Given exercise - All of the data needs to be repeated exactly.

Exercise inputs -
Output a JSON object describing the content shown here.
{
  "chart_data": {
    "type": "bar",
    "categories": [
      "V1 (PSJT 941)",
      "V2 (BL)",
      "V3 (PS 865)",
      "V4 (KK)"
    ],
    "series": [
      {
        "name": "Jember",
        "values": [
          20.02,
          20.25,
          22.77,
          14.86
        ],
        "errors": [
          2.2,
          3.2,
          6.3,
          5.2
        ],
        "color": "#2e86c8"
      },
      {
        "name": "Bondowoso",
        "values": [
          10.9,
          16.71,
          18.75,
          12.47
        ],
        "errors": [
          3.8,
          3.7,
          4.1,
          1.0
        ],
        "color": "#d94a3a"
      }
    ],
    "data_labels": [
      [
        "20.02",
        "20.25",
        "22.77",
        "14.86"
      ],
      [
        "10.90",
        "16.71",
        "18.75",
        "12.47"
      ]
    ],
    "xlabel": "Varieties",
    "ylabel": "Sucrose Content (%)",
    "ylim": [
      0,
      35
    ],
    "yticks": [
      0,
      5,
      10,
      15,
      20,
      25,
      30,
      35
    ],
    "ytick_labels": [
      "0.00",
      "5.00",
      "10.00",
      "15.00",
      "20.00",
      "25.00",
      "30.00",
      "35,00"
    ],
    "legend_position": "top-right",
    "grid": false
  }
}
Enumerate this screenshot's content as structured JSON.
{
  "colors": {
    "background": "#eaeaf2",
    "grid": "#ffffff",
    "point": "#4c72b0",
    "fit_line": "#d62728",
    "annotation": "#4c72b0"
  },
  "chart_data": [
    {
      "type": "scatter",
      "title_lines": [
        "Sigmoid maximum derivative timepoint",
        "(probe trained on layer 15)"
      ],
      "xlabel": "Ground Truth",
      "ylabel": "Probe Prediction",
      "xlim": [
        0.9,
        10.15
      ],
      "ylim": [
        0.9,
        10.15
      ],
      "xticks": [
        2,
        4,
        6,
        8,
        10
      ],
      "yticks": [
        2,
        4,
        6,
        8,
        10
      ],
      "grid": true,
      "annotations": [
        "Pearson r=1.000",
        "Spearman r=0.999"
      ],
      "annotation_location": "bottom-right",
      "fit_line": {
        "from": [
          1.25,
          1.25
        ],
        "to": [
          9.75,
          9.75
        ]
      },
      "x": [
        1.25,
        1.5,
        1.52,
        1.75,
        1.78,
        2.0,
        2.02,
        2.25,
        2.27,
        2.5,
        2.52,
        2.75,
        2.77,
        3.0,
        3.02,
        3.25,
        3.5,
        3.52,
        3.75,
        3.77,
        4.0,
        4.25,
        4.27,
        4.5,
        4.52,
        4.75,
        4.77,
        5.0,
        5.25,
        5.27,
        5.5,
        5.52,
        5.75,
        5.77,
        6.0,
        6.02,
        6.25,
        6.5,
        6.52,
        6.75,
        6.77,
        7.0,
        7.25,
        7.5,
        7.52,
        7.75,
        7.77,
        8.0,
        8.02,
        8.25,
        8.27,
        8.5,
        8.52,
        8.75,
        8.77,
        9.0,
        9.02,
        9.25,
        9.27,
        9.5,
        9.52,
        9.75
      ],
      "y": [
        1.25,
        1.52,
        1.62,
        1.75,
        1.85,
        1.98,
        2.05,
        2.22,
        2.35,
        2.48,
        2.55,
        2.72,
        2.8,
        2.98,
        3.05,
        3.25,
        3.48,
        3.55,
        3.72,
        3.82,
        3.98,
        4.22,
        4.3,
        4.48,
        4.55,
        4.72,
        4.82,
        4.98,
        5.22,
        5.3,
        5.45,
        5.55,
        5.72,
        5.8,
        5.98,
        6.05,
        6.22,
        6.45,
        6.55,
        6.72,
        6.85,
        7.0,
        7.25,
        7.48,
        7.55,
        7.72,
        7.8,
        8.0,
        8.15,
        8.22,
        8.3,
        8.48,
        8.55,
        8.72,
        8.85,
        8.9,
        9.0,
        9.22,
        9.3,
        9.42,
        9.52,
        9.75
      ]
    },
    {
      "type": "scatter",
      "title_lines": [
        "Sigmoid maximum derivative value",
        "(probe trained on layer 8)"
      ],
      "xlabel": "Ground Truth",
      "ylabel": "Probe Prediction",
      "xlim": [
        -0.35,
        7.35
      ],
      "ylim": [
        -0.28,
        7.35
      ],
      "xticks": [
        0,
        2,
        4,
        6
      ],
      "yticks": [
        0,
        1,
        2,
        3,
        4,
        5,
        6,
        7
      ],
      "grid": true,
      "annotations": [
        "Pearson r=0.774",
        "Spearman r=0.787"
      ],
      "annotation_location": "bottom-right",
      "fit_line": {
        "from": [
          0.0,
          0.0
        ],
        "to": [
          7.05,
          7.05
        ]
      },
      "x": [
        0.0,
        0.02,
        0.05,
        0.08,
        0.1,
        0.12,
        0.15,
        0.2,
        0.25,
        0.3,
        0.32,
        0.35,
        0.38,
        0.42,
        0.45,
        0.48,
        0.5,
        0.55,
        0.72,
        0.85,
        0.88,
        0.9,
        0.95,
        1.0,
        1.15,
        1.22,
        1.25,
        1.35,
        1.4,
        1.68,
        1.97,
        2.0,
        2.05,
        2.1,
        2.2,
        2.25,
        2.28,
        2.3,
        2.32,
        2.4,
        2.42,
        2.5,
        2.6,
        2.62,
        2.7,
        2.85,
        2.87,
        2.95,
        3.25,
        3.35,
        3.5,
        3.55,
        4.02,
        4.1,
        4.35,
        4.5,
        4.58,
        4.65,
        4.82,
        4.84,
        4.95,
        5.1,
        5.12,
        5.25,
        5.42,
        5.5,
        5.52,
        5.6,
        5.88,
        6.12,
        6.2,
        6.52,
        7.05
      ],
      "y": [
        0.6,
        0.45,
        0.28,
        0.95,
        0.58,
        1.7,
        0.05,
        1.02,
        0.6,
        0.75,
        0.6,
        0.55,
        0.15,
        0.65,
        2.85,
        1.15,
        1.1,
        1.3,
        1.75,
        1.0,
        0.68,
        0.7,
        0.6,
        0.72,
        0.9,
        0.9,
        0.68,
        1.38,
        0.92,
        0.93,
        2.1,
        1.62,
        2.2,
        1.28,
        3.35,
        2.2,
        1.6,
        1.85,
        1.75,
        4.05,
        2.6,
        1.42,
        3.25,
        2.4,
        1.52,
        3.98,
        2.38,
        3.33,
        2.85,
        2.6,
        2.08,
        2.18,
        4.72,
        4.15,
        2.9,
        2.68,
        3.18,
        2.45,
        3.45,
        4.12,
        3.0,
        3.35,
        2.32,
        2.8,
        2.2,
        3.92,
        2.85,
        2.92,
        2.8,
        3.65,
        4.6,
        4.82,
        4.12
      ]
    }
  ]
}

Response to this task -
Output a JSON object describing the content shown here.
{
  "chart_data": {
    "type": "bar",
    "categories": [
      "V1 (PSJT 941)",
      "V2 (BL)",
      "V3 (PS 865)",
      "V4 (KK)"
    ],
    "series": [
      {
        "name": "Jember",
        "values": [
          20.02,
          20.25,
          22.77,
          14.86
        ],
        "errors": [
          2.2,
          3.2,
          6.3,
          5.2
        ],
        "color": "#2e86c8"
      },
      {
        "name": "Bondowoso",
        "values": [
          10.9,
          16.71,
          18.75,
          12.47
        ],
        "errors": [
          3.8,
          3.7,
          4.1,
          1.0
        ],
        "color": "#d94a3a"
      }
    ],
    "data_labels": [
      [
        "20.02",
        "20.25",
        "22.77",
        "14.86"
      ],
      [
        "10.90",
        "16.71",
        "18.75",
        "12.47"
      ]
    ],
    "xlabel": "Varieties",
    "ylabel": "Sucrose Content (%)",
    "ylim": [
      0,
      35
    ],
    "yticks": [
      0,
      5,
      10,
      15,
      20,
      25,
      30,
      35
    ],
    "ytick_labels": [
      "0.00",
      "5.00",
      "10.00",
      "15.00",
      "20.00",
      "25.00",
      "30.00",
      "35,00"
    ],
    "legend_position": "top-right",
    "grid": false
  }
}
Enumerate this screenshot's content as structured JSON.
{
  "colors": {
    "background": "#eaeaf2",
    "grid": "#ffffff",
    "point": "#4c72b0",
    "fit_line": "#d62728",
    "annotation": "#4c72b0"
  },
  "chart_data": [
    {
      "type": "scatter",
      "title_lines": [
        "Sigmoid maximum derivative timepoint",
        "(probe trained on layer 15)"
      ],
      "xlabel": "Ground Truth",
      "ylabel": "Probe Prediction",
      "xlim": [
        0.9,
        10.15
      ],
      "ylim": [
        0.9,
        10.15
      ],
      "xticks": [
        2,
        4,
        6,
        8,
        10
      ],
      "yticks": [
        2,
        4,
        6,
        8,
        10
      ],
      "grid": true,
      "annotations": [
        "Pearson r=1.000",
        "Spearman r=0.999"
      ],
      "annotation_location": "bottom-right",
      "fit_line": {
        "from": [
          1.25,
          1.25
        ],
        "to": [
          9.75,
          9.75
        ]
      },
      "x": [
        1.25,
        1.5,
        1.52,
        1.75,
        1.78,
        2.0,
        2.02,
        2.25,
        2.27,
        2.5,
        2.52,
        2.75,
        2.77,
        3.0,
        3.02,
        3.25,
        3.5,
        3.52,
        3.75,
        3.77,
        4.0,
        4.25,
        4.27,
        4.5,
        4.52,
        4.75,
        4.77,
        5.0,
        5.25,
        5.27,
        5.5,
        5.52,
        5.75,
        5.77,
        6.0,
        6.02,
        6.25,
        6.5,
        6.52,
        6.75,
        6.77,
        7.0,
        7.25,
        7.5,
        7.52,
        7.75,
        7.77,
        8.0,
        8.02,
        8.25,
        8.27,
        8.5,
        8.52,
        8.75,
        8.77,
        9.0,
        9.02,
        9.25,
        9.27,
        9.5,
        9.52,
        9.75
      ],
      "y": [
        1.25,
        1.52,
        1.62,
        1.75,
        1.85,
        1.98,
        2.05,
        2.22,
        2.35,
        2.48,
        2.55,
        2.72,
        2.8,
        2.98,
        3.05,
        3.25,
        3.48,
        3.55,
        3.72,
        3.82,
        3.98,
        4.22,
        4.3,
        4.48,
        4.55,
        4.72,
        4.82,
        4.98,
        5.22,
        5.3,
        5.45,
        5.55,
        5.72,
        5.8,
        5.98,
        6.05,
        6.22,
        6.45,
        6.55,
        6.72,
        6.85,
        7.0,
        7.25,
        7.48,
        7.55,
        7.72,
        7.8,
        8.0,
        8.15,
        8.22,
        8.3,
        8.48,
        8.55,
        8.72,
        8.85,
        8.9,
        9.0,
        9.22,
        9.3,
        9.42,
        9.52,
        9.75
      ]
    },
    {
      "type": "scatter",
      "title_lines": [
        "Sigmoid maximum derivative value",
        "(probe trained on layer 8)"
      ],
      "xlabel": "Ground Truth",
      "ylabel": "Probe Prediction",
      "xlim": [
        -0.35,
        7.35
      ],
      "ylim": [
        -0.28,
        7.35
      ],
      "xticks": [
        0,
        2,
        4,
        6
      ],
      "yticks": [
        0,
        1,
        2,
        3,
        4,
        5,
        6,
        7
      ],
      "grid": true,
      "annotations": [
        "Pearson r=0.774",
        "Spearman r=0.787"
      ],
      "annotation_location": "bottom-right",
      "fit_line": {
        "from": [
          0.0,
          0.0
        ],
        "to": [
          7.05,
          7.05
        ]
      },
      "x": [
        0.0,
        0.02,
        0.05,
        0.08,
        0.1,
        0.12,
        0.15,
        0.2,
        0.25,
        0.3,
        0.32,
        0.35,
        0.38,
        0.42,
        0.45,
        0.48,
        0.5,
        0.55,
        0.72,
        0.85,
        0.88,
        0.9,
        0.95,
        1.0,
        1.15,
        1.22,
        1.25,
        1.35,
        1.4,
        1.68,
        1.97,
        2.0,
        2.05,
        2.1,
        2.2,
        2.25,
        2.28,
        2.3,
        2.32,
        2.4,
        2.42,
        2.5,
        2.6,
        2.62,
        2.7,
        2.85,
        2.87,
        2.95,
        3.25,
        3.35,
        3.5,
        3.55,
        4.02,
        4.1,
        4.35,
        4.5,
        4.58,
        4.65,
        4.82,
        4.84,
        4.95,
        5.1,
        5.12,
        5.25,
        5.42,
        5.5,
        5.52,
        5.6,
        5.88,
        6.12,
        6.2,
        6.52,
        7.05
      ],
      "y": [
        0.6,
        0.45,
        0.28,
        0.95,
        0.58,
        1.7,
        0.05,
        1.02,
        0.6,
        0.75,
        0.6,
        0.55,
        0.15,
        0.65,
        2.85,
        1.15,
        1.1,
        1.3,
        1.75,
        1.0,
        0.68,
        0.7,
        0.6,
        0.72,
        0.9,
        0.9,
        0.68,
        1.38,
        0.92,
        0.93,
        2.1,
        1.62,
        2.2,
        1.28,
        3.35,
        2.2,
        1.6,
        1.85,
        1.75,
        4.05,
        2.6,
        1.42,
        3.25,
        2.4,
        1.52,
        3.98,
        2.38,
        3.33,
        2.85,
        2.6,
        2.08,
        2.18,
        4.72,
        4.15,
        2.9,
        2.68,
        3.18,
        2.45,
        3.45,
        4.12,
        3.0,
        3.35,
        2.32,
        2.8,
        2.2,
        3.92,
        2.85,
        2.92,
        2.8,
        3.65,
        4.6,
        4.82,
        4.12
      ]
    }
  ]
}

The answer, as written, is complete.